*Supplied text:*
┄┄┄┄┄┄┄┄┄┄┄┄┄┄┄┄┄┄┄┄
This image is available from Wikipedia

Christ Driving the Money Changers from the Temple by El Greco, National Gallery of Art in Washington, D.C. The passage for this sermon comes soon after this event.

The sermon audio from today’s message at MacAlpine Presbyterian Church is available here.

An unbelieving philosopher once declared: “God is dead.” But many religious leaders live as if this were the “gospel truth.” You may think, “Surely Not!” It’s true a few argue that God died when Jesus was crucified. And a few more may say we have killed God by ignoring Him as a culture. And there are even those who preach that God doesn’t exist or, if He does, then He has set things into motion and is sitting back and watching everything unfold from a distance. But much more common today is the preacher who functionally says “God is dead,” whether they fully realize it or not, by denying the Scriptures are the written word of God. Thus many sermons do not and cannot proclaim an authoritative message. It is as if God does not have anything to say to us today. Instead, such messages often put the authority of Scripture alongside or even under the authority of modern philosophy, science, psychology, or any number of other popular sources. Thus God, because He isn’t allowed to speak for Himself, can be made to say whatever “good news” religious leaders think is progress or whatever protects our own interests. And this is nothing new. We will see from the parable that the religious leaders of Israel treated Jesus as if God were dead. These were the same religious leaders that many of the people of Israel thought were men of God. As we read the parable, remember that a vineyard in Scripture is often symbolic of Israel. Indeed, in this parable the tenants of the vineyard are like the religious leaders of Israel. Listen to Jesus warn the people of Israel to keep their distance from their religious leaders who treated Him as if God were dead. Luke tells us,

Luke 20:9-19 

  1. The religious authorities in Israel acted as if God was distant and then dead.
┄┄┄┄┄┄┄┄┄┄┄┄┄┄┄┄┄┄┄┄
*Dataset extract:*
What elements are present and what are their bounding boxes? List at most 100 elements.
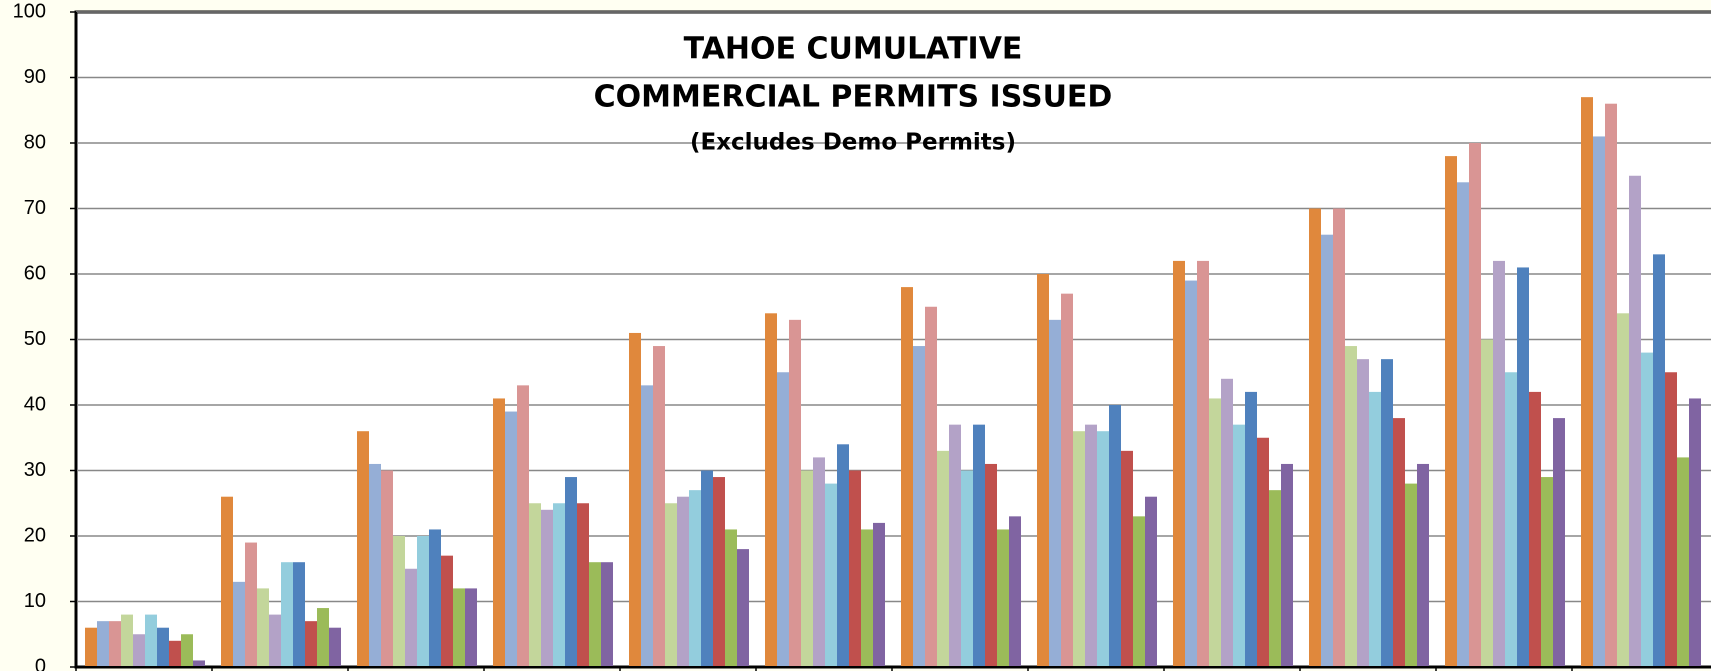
┄┄┄┄┄┄┄┄┄┄┄┄┄┄┄┄┄┄┄┄
*Stated task:* Rewrite the sermon from "Christ Driving the" up to and including "after this event.", putting "reading" in place of "passage".

*Final result:*
Christ Driving the Money Changers from the Temple by El Greco, National Gallery of Art in Washington, D.C. The reading for this sermon comes soon after this event.